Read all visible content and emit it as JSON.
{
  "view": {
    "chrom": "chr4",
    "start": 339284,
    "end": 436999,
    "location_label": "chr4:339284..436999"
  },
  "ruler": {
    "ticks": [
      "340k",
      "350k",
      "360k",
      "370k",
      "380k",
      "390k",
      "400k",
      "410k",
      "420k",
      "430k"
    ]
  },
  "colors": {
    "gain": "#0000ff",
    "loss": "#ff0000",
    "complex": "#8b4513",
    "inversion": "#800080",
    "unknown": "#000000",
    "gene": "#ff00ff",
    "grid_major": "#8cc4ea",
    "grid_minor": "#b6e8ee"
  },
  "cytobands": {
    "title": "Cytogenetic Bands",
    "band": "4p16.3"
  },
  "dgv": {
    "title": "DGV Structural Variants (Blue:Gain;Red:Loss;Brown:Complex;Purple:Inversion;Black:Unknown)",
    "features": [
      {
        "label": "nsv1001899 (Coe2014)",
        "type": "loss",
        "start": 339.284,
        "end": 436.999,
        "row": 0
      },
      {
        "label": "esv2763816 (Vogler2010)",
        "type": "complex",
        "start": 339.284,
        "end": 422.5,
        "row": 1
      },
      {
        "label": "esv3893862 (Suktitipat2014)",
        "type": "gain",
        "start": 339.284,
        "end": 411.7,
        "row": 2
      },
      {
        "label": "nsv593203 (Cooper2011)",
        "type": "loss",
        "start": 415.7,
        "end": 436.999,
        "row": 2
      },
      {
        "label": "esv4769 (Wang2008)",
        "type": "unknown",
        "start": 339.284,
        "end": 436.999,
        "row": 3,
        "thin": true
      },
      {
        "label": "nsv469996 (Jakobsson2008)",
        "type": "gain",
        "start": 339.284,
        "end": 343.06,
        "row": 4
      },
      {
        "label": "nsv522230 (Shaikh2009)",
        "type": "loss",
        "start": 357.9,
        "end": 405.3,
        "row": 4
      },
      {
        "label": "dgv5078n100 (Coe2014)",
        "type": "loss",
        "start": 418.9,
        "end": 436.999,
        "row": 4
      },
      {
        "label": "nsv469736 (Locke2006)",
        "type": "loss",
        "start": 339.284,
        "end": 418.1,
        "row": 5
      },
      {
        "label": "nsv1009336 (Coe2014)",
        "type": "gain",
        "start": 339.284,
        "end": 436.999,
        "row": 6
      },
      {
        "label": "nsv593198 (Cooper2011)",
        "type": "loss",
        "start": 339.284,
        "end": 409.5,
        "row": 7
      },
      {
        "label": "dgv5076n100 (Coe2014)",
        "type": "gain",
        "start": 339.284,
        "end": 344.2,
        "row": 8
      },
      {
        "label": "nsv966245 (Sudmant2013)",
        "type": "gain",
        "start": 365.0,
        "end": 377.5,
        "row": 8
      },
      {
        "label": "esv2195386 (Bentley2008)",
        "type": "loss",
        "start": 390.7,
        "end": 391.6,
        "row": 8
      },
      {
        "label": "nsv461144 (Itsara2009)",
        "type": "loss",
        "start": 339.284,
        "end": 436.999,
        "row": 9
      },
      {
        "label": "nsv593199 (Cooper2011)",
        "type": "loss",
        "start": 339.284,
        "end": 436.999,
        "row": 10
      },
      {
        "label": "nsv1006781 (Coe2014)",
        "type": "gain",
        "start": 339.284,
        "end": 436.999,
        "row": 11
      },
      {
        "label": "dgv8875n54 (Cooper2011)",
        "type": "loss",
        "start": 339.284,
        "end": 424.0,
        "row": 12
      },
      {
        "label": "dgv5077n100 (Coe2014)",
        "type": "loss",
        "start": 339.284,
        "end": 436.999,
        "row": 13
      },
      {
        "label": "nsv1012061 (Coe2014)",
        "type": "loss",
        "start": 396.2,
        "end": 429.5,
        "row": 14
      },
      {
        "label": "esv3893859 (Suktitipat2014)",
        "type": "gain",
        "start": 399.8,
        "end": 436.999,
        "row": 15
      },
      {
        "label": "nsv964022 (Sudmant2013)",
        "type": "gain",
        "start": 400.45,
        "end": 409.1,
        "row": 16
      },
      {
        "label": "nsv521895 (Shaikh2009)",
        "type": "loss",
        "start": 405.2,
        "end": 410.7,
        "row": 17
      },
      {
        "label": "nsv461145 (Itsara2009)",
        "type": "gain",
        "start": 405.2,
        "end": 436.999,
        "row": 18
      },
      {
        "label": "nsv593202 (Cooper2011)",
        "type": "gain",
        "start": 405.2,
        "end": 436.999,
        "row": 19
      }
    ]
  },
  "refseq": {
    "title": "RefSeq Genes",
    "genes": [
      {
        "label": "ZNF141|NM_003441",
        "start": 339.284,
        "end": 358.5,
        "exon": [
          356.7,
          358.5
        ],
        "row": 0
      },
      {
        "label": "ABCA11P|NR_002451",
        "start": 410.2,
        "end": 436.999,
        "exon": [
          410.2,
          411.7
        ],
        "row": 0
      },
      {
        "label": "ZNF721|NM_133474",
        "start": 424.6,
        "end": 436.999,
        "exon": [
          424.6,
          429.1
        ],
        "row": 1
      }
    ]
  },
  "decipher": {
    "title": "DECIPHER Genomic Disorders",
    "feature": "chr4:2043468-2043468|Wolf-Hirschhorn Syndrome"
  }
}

-=-=-

### Exercise
Repeat every entry exactly, leaving nothing out.

### Exercise output
Read all visible content and emit it as JSON.
{
  "view": {
    "chrom": "chr4",
    "start": 339284,
    "end": 436999,
    "location_label": "chr4:339284..436999"
  },
  "ruler": {
    "ticks": [
      "340k",
      "350k",
      "360k",
      "370k",
      "380k",
      "390k",
      "400k",
      "410k",
      "420k",
      "430k"
    ]
  },
  "colors": {
    "gain": "#0000ff",
    "loss": "#ff0000",
    "complex": "#8b4513",
    "inversion": "#800080",
    "unknown": "#000000",
    "gene": "#ff00ff",
    "grid_major": "#8cc4ea",
    "grid_minor": "#b6e8ee"
  },
  "cytobands": {
    "title": "Cytogenetic Bands",
    "band": "4p16.3"
  },
  "dgv": {
    "title": "DGV Structural Variants (Blue:Gain;Red:Loss;Brown:Complex;Purple:Inversion;Black:Unknown)",
    "features": [
      {
        "label": "nsv1001899 (Coe2014)",
        "type": "loss",
        "start": 339.284,
        "end": 436.999,
        "row": 0
      },
      {
        "label": "esv2763816 (Vogler2010)",
        "type": "complex",
        "start": 339.284,
        "end": 422.5,
        "row": 1
      },
      {
        "label": "esv3893862 (Suktitipat2014)",
        "type": "gain",
        "start": 339.284,
        "end": 411.7,
        "row": 2
      },
      {
        "label": "nsv593203 (Cooper2011)",
        "type": "loss",
        "start": 415.7,
        "end": 436.999,
        "row": 2
      },
      {
        "label": "esv4769 (Wang2008)",
        "type": "unknown",
        "start": 339.284,
        "end": 436.999,
        "row": 3,
        "thin": true
      },
      {
        "label": "nsv469996 (Jakobsson2008)",
        "type": "gain",
        "start": 339.284,
        "end": 343.06,
        "row": 4
      },
      {
        "label": "nsv522230 (Shaikh2009)",
        "type": "loss",
        "start": 357.9,
        "end": 405.3,
        "row": 4
      },
      {
        "label": "dgv5078n100 (Coe2014)",
        "type": "loss",
        "start": 418.9,
        "end": 436.999,
        "row": 4
      },
      {
        "label": "nsv469736 (Locke2006)",
        "type": "loss",
        "start": 339.284,
        "end": 418.1,
        "row": 5
      },
      {
        "label": "nsv1009336 (Coe2014)",
        "type": "gain",
        "start": 339.284,
        "end": 436.999,
        "row": 6
      },
      {
        "label": "nsv593198 (Cooper2011)",
        "type": "loss",
        "start": 339.284,
        "end": 409.5,
        "row": 7
      },
      {
        "label": "dgv5076n100 (Coe2014)",
        "type": "gain",
        "start": 339.284,
        "end": 344.2,
        "row": 8
      },
      {
        "label": "nsv966245 (Sudmant2013)",
        "type": "gain",
        "start": 365.0,
        "end": 377.5,
        "row": 8
      },
      {
        "label": "esv2195386 (Bentley2008)",
        "type": "loss",
        "start": 390.7,
        "end": 391.6,
        "row": 8
      },
      {
        "label": "nsv461144 (Itsara2009)",
        "type": "loss",
        "start": 339.284,
        "end": 436.999,
        "row": 9
      },
      {
        "label": "nsv593199 (Cooper2011)",
        "type": "loss",
        "start": 339.284,
        "end": 436.999,
        "row": 10
      },
      {
        "label": "nsv1006781 (Coe2014)",
        "type": "gain",
        "start": 339.284,
        "end": 436.999,
        "row": 11
      },
      {
        "label": "dgv8875n54 (Cooper2011)",
        "type": "loss",
        "start": 339.284,
        "end": 424.0,
        "row": 12
      },
      {
        "label": "dgv5077n100 (Coe2014)",
        "type": "loss",
        "start": 339.284,
        "end": 436.999,
        "row": 13
      },
      {
        "label": "nsv1012061 (Coe2014)",
        "type": "loss",
        "start": 396.2,
        "end": 429.5,
        "row": 14
      },
      {
        "label": "esv3893859 (Suktitipat2014)",
        "type": "gain",
        "start": 399.8,
        "end": 436.999,
        "row": 15
      },
      {
        "label": "nsv964022 (Sudmant2013)",
        "type": "gain",
        "start": 400.45,
        "end": 409.1,
        "row": 16
      },
      {
        "label": "nsv521895 (Shaikh2009)",
        "type": "loss",
        "start": 405.2,
        "end": 410.7,
        "row": 17
      },
      {
        "label": "nsv461145 (Itsara2009)",
        "type": "gain",
        "start": 405.2,
        "end": 436.999,
        "row": 18
      },
      {
        "label": "nsv593202 (Cooper2011)",
        "type": "gain",
        "start": 405.2,
        "end": 436.999,
        "row": 19
      }
    ]
  },
  "refseq": {
    "title": "RefSeq Genes",
    "genes": [
      {
        "label": "ZNF141|NM_003441",
        "start": 339.284,
        "end": 358.5,
        "exon": [
          356.7,
          358.5
        ],
        "row": 0
      },
      {
        "label": "ABCA11P|NR_002451",
        "start": 410.2,
        "end": 436.999,
        "exon": [
          410.2,
          411.7
        ],
        "row": 0
      },
      {
        "label": "ZNF721|NM_133474",
        "start": 424.6,
        "end": 436.999,
        "exon": [
          424.6,
          429.1
        ],
        "row": 1
      }
    ]
  },
  "decipher": {
    "title": "DECIPHER Genomic Disorders",
    "feature": "chr4:2043468-2043468|Wolf-Hirschhorn Syndrome"
  }
}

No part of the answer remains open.